*TASK BRIEF*:
Collect every line of the material that contains the string "voreingestellten", matching case exactly.
───── SUPPLIED INFORMATION ─────
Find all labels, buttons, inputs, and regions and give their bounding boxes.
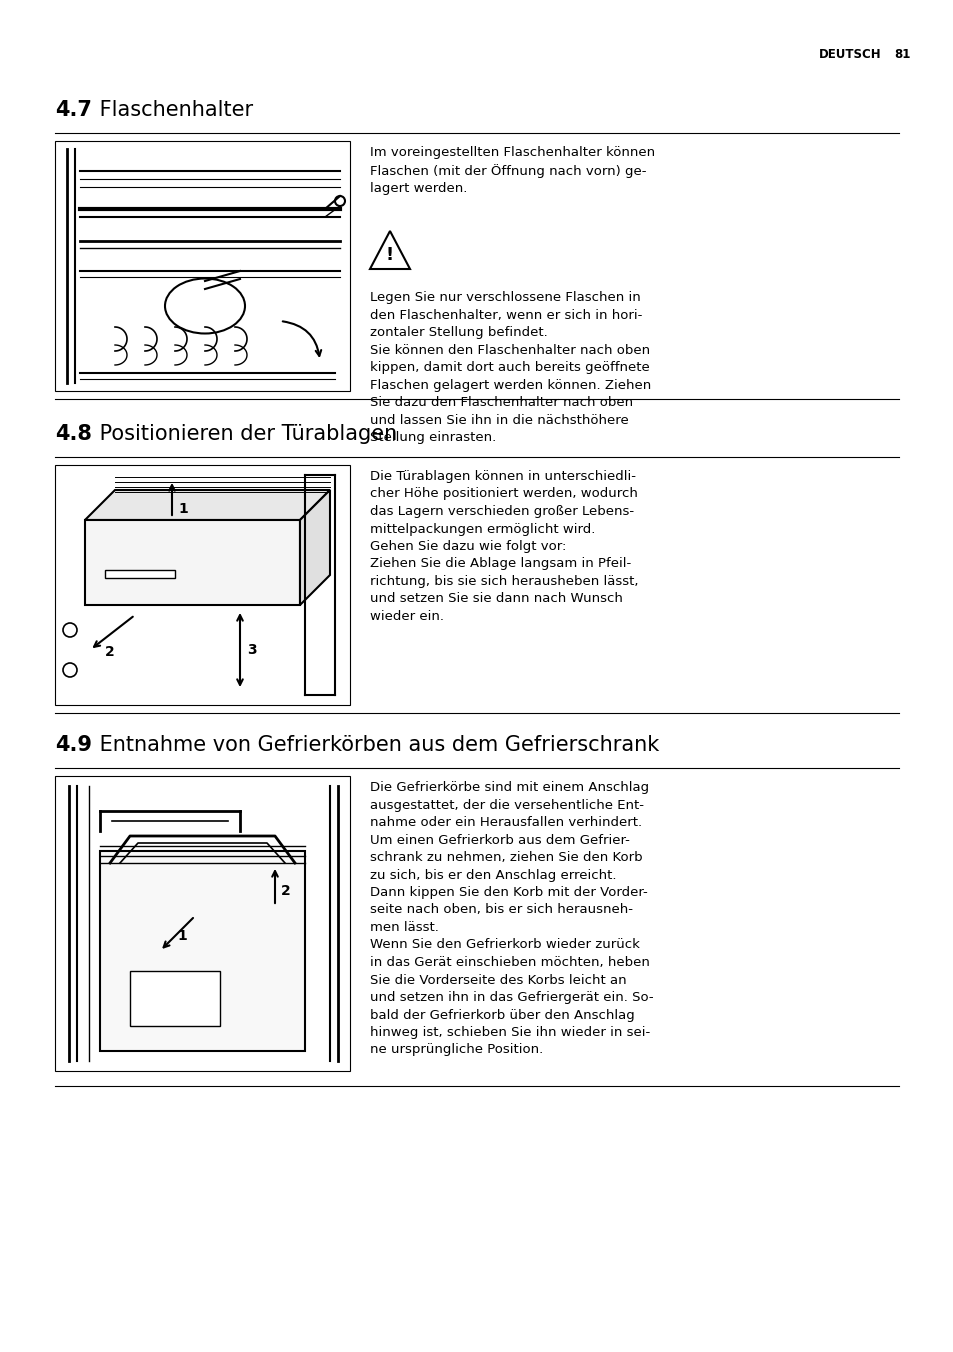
Bar [130, 971, 220, 1026]
Text: 4.7: 4.7 [55, 100, 91, 120]
Circle shape [63, 623, 77, 637]
Text: 1: 1 [177, 929, 187, 942]
Text: 1: 1 [178, 502, 188, 516]
Polygon shape [85, 521, 299, 604]
Circle shape [63, 662, 77, 677]
Bar [55, 776, 350, 1071]
Text: 2: 2 [105, 645, 114, 658]
Text: 4.9: 4.9 [55, 735, 91, 754]
Bar [55, 465, 350, 704]
Text: 4.8: 4.8 [55, 425, 91, 443]
Text: !: ! [386, 246, 394, 264]
Text: Flaschenhalter: Flaschenhalter [92, 100, 253, 120]
Bar [55, 141, 350, 391]
Text: Im voreingestellten Flaschenhalter können
Flaschen (mit der Öffnung nach vorn) g: Im voreingestellten Flaschenhalter könne… [370, 146, 655, 196]
Text: DEUTSCH: DEUTSCH [818, 49, 881, 61]
Circle shape [335, 196, 345, 206]
Text: 2: 2 [281, 884, 291, 898]
Text: Entnahme von Gefrierkörben aus dem Gefrierschrank: Entnahme von Gefrierkörben aus dem Gefri… [92, 735, 659, 754]
Text: 81: 81 [893, 49, 909, 61]
Text: Die Türablagen können in unterschiedli-
cher Höhe positioniert werden, wodurch
d: Die Türablagen können in unterschiedli- … [370, 470, 638, 623]
Text: Positionieren der Türablagen: Positionieren der Türablagen [92, 425, 396, 443]
Text: Legen Sie nur verschlossene Flaschen in
den Flaschenhalter, wenn er sich in hori: Legen Sie nur verschlossene Flaschen in … [370, 291, 651, 443]
Bar [105, 571, 174, 579]
Polygon shape [85, 489, 330, 521]
Polygon shape [370, 231, 410, 269]
Text: Die Gefrierkörbe sind mit einem Anschlag
ausgestattet, der die versehentliche En: Die Gefrierkörbe sind mit einem Anschlag… [370, 781, 653, 1056]
Text: 3: 3 [247, 644, 256, 657]
Bar [100, 850, 305, 1051]
Polygon shape [299, 489, 330, 604]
─────
*WRITTEN REPLY*:
Text: Im voreingestellten Flaschenhalter können
Flaschen (mit der Öffnung nach vorn) g: Im voreingestellten Flaschenhalter könne… [370, 146, 655, 196]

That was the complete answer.